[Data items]
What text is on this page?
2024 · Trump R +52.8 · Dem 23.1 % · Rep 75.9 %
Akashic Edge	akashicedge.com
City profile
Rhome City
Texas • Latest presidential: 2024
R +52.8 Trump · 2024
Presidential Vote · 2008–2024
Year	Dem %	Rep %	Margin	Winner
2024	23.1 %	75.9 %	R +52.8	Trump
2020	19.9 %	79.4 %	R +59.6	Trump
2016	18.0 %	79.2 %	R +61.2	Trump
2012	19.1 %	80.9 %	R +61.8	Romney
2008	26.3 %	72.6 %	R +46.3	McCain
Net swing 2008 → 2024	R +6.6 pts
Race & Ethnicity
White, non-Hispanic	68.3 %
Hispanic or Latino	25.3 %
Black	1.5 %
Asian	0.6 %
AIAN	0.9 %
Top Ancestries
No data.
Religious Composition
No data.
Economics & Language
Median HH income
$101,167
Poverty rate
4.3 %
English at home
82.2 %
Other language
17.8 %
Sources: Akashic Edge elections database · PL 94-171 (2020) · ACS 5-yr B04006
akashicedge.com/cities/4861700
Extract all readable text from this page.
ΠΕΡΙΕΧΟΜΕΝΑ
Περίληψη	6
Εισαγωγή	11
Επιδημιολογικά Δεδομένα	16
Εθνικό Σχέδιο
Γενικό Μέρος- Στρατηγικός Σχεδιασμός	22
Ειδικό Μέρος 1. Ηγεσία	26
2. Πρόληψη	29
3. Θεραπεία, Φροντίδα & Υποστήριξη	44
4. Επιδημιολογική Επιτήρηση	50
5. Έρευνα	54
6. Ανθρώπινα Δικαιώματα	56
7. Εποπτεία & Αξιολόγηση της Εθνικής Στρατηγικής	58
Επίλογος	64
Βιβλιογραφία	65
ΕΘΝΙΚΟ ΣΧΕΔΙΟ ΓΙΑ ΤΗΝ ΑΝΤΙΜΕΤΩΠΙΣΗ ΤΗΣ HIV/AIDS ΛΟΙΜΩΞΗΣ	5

Objective:
Each record must be returned exactly as it is written.

Answer in full:
What text is on this page?
2024 · Trump R +52.8 · Dem 23.1 % · Rep 75.9 %
Akashic Edge	akashicedge.com
City profile
Rhome City
Texas • Latest presidential: 2024
R +52.8 Trump · 2024
Presidential Vote · 2008–2024
Year	Dem %	Rep %	Margin	Winner
2024	23.1 %	75.9 %	R +52.8	Trump
2020	19.9 %	79.4 %	R +59.6	Trump
2016	18.0 %	79.2 %	R +61.2	Trump
2012	19.1 %	80.9 %	R +61.8	Romney
2008	26.3 %	72.6 %	R +46.3	McCain
Net swing 2008 → 2024	R +6.6 pts
Race & Ethnicity
White, non-Hispanic	68.3 %
Hispanic or Latino	25.3 %
Black	1.5 %
Asian	0.6 %
AIAN	0.9 %
Top Ancestries
No data.
Religious Composition
No data.
Economics & Language
Median HH income
$101,167
Poverty rate
4.3 %
English at home
82.2 %
Other language
17.8 %
Sources: Akashic Edge elections database · PL 94-171 (2020) · ACS 5-yr B04006
akashicedge.com/cities/4861700
Extract all readable text from this page.
ΠΕΡΙΕΧΟΜΕΝΑ
Περίληψη	6
Εισαγωγή	11
Επιδημιολογικά Δεδομένα	16
Εθνικό Σχέδιο
Γενικό Μέρος- Στρατηγικός Σχεδιασμός	22
Ειδικό Μέρος 1. Ηγεσία	26
2. Πρόληψη	29
3. Θεραπεία, Φροντίδα & Υποστήριξη	44
4. Επιδημιολογική Επιτήρηση	50
5. Έρευνα	54
6. Ανθρώπινα Δικαιώματα	56
7. Εποπτεία & Αξιολόγηση της Εθνικής Στρατηγικής	58
Επίλογος	64
Βιβλιογραφία	65
ΕΘΝΙΚΟ ΣΧΕΔΙΟ ΓΙΑ ΤΗΝ ΑΝΤΙΜΕΤΩΠΙΣΗ ΤΗΣ HIV/AIDS ΛΟΙΜΩΞΗΣ	5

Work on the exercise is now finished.